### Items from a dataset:
───
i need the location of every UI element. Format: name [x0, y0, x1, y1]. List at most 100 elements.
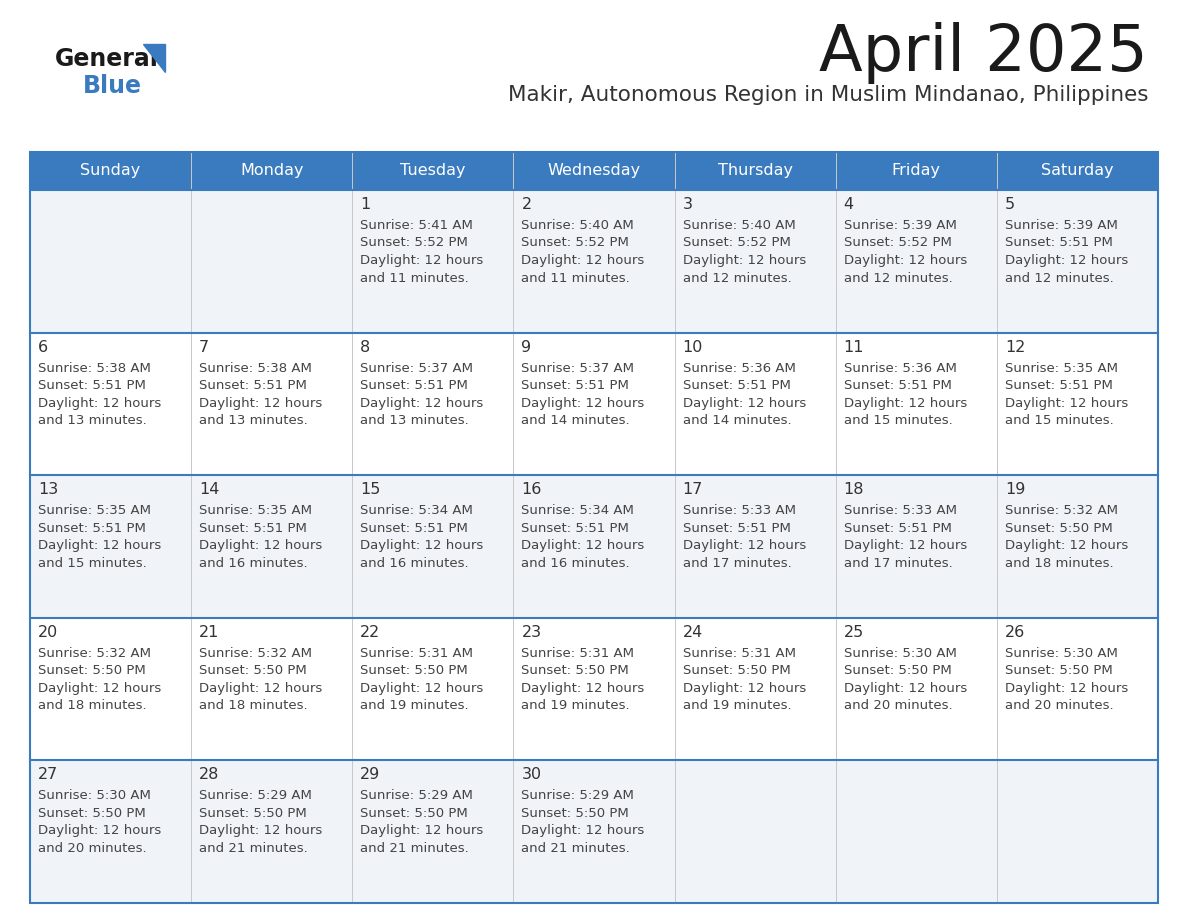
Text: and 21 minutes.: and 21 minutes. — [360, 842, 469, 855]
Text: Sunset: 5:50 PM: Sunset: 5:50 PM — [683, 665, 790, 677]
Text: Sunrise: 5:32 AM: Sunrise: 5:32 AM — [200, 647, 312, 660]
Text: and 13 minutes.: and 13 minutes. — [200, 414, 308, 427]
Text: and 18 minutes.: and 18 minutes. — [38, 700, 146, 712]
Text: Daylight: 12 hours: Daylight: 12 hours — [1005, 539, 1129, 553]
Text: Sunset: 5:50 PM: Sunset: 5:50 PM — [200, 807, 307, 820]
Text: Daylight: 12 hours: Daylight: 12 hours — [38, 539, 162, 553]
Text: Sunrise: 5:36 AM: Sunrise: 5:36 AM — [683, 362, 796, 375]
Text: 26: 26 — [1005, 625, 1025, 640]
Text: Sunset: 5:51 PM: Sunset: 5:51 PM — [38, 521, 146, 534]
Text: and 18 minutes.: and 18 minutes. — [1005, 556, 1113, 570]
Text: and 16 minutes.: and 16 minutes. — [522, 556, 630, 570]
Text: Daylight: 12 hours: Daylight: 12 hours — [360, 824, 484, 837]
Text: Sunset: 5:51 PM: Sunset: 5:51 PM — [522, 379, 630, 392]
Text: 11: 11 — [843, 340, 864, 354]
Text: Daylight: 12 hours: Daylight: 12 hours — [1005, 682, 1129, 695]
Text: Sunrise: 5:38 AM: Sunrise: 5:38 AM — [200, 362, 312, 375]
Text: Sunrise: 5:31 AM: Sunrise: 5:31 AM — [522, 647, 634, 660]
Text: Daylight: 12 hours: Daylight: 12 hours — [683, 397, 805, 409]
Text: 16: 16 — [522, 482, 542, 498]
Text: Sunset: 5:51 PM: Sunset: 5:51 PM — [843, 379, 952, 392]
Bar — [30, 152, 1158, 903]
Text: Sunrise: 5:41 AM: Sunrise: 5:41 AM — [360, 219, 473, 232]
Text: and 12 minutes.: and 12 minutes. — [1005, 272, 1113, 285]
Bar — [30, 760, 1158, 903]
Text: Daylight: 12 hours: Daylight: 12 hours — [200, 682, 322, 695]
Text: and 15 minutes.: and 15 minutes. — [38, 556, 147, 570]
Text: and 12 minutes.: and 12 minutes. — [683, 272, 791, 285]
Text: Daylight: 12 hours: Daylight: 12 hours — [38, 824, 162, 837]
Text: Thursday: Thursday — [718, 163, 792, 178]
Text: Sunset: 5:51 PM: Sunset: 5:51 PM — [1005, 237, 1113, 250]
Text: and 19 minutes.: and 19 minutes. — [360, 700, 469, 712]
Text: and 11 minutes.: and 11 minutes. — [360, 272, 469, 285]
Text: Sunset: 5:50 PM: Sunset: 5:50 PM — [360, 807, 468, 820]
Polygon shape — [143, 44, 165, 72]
───
### Given instruction:
Pick out each line of the records that contains the word "hours". Treat uppercase and lowercase as different.

### Written solution:
Text: Daylight: 12 hours: Daylight: 12 hours — [1005, 539, 1129, 553]
Text: Daylight: 12 hours: Daylight: 12 hours — [38, 539, 162, 553]
Text: Daylight: 12 hours: Daylight: 12 hours — [360, 824, 484, 837]
Text: Daylight: 12 hours: Daylight: 12 hours — [1005, 682, 1129, 695]
Text: Daylight: 12 hours: Daylight: 12 hours — [683, 397, 805, 409]
Text: Daylight: 12 hours: Daylight: 12 hours — [200, 682, 322, 695]
Text: Daylight: 12 hours: Daylight: 12 hours — [38, 824, 162, 837]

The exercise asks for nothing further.